● What needs to be done
Return each entry exactly, with none missing.
>> Start
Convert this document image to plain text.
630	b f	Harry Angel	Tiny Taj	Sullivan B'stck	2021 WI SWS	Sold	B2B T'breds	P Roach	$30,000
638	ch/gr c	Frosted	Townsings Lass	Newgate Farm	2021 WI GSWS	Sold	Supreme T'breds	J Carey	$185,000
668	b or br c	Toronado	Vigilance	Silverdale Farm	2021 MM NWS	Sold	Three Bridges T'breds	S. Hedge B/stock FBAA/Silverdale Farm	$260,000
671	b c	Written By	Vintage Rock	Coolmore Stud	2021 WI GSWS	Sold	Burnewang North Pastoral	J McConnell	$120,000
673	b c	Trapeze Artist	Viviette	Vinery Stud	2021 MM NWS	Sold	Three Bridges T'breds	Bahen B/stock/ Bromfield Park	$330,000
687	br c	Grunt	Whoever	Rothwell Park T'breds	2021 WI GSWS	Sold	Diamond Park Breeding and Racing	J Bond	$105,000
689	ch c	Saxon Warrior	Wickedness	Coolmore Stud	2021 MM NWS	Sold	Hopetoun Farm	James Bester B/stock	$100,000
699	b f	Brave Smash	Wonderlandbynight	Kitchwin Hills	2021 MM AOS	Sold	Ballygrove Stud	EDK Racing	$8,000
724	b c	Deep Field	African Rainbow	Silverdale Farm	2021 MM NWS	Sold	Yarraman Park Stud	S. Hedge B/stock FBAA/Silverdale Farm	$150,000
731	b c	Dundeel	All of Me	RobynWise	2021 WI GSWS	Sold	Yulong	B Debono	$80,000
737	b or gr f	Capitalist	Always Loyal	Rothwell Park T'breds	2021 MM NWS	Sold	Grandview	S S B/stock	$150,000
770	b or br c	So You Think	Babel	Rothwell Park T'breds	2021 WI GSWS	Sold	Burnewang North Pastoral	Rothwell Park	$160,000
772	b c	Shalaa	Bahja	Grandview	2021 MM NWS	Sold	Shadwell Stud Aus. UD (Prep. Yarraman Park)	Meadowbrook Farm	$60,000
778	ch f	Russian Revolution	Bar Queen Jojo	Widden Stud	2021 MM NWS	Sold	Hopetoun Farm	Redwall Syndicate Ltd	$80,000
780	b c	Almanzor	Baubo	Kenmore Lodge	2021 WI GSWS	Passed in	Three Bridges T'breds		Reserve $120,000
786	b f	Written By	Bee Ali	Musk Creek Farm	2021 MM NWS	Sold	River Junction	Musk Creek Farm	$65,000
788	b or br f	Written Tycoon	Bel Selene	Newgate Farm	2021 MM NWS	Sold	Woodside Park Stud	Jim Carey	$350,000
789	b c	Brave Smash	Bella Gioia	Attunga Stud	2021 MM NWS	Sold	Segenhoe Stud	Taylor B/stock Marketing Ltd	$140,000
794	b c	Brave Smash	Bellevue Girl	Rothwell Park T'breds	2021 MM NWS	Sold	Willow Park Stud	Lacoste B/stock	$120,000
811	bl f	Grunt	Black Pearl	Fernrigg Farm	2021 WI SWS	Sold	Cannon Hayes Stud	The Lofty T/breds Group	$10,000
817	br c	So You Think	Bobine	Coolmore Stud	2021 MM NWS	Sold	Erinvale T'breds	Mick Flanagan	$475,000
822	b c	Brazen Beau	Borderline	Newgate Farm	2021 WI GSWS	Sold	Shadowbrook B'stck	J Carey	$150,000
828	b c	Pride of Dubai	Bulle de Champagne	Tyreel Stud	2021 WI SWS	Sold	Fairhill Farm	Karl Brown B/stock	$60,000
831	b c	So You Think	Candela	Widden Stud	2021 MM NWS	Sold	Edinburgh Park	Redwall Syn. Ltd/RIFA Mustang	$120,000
>> End
● Output of the exercise
Convert this document image to plain text.
630	b f	Harry Angel	Tiny Taj	Sullivan B'stck	2021 WI SWS	Sold	B2B T'breds	P Roach	$30,000
638	ch/gr c	Frosted	Townsings Lass	Newgate Farm	2021 WI GSWS	Sold	Supreme T'breds	J Carey	$185,000
668	b or br c	Toronado	Vigilance	Silverdale Farm	2021 MM NWS	Sold	Three Bridges T'breds	S. Hedge B/stock FBAA/Silverdale Farm	$260,000
671	b c	Written By	Vintage Rock	Coolmore Stud	2021 WI GSWS	Sold	Burnewang North Pastoral	J McConnell	$120,000
673	b c	Trapeze Artist	Viviette	Vinery Stud	2021 MM NWS	Sold	Three Bridges T'breds	Bahen B/stock/ Bromfield Park	$330,000
687	br c	Grunt	Whoever	Rothwell Park T'breds	2021 WI GSWS	Sold	Diamond Park Breeding and Racing	J Bond	$105,000
689	ch c	Saxon Warrior	Wickedness	Coolmore Stud	2021 MM NWS	Sold	Hopetoun Farm	James Bester B/stock	$100,000
699	b f	Brave Smash	Wonderlandbynight	Kitchwin Hills	2021 MM AOS	Sold	Ballygrove Stud	EDK Racing	$8,000
724	b c	Deep Field	African Rainbow	Silverdale Farm	2021 MM NWS	Sold	Yarraman Park Stud	S. Hedge B/stock FBAA/Silverdale Farm	$150,000
731	b c	Dundeel	All of Me	RobynWise	2021 WI GSWS	Sold	Yulong	B Debono	$80,000
737	b or gr f	Capitalist	Always Loyal	Rothwell Park T'breds	2021 MM NWS	Sold	Grandview	S S B/stock	$150,000
770	b or br c	So You Think	Babel	Rothwell Park T'breds	2021 WI GSWS	Sold	Burnewang North Pastoral	Rothwell Park	$160,000
772	b c	Shalaa	Bahja	Grandview	2021 MM NWS	Sold	Shadwell Stud Aus. UD (Prep. Yarraman Park)	Meadowbrook Farm	$60,000
778	ch f	Russian Revolution	Bar Queen Jojo	Widden Stud	2021 MM NWS	Sold	Hopetoun Farm	Redwall Syndicate Ltd	$80,000
780	b c	Almanzor	Baubo	Kenmore Lodge	2021 WI GSWS	Passed in	Three Bridges T'breds		Reserve $120,000
786	b f	Written By	Bee Ali	Musk Creek Farm	2021 MM NWS	Sold	River Junction	Musk Creek Farm	$65,000
788	b or br f	Written Tycoon	Bel Selene	Newgate Farm	2021 MM NWS	Sold	Woodside Park Stud	Jim Carey	$350,000
789	b c	Brave Smash	Bella Gioia	Attunga Stud	2021 MM NWS	Sold	Segenhoe Stud	Taylor B/stock Marketing Ltd	$140,000
794	b c	Brave Smash	Bellevue Girl	Rothwell Park T'breds	2021 MM NWS	Sold	Willow Park Stud	Lacoste B/stock	$120,000
811	bl f	Grunt	Black Pearl	Fernrigg Farm	2021 WI SWS	Sold	Cannon Hayes Stud	The Lofty T/breds Group	$10,000
817	br c	So You Think	Bobine	Coolmore Stud	2021 MM NWS	Sold	Erinvale T'breds	Mick Flanagan	$475,000
822	b c	Brazen Beau	Borderline	Newgate Farm	2021 WI GSWS	Sold	Shadowbrook B'stck	J Carey	$150,000
828	b c	Pride of Dubai	Bulle de Champagne	Tyreel Stud	2021 WI SWS	Sold	Fairhill Farm	Karl Brown B/stock	$60,000
831	b c	So You Think	Candela	Widden Stud	2021 MM NWS	Sold	Edinburgh Park	Redwall Syn. Ltd/RIFA Mustang	$120,000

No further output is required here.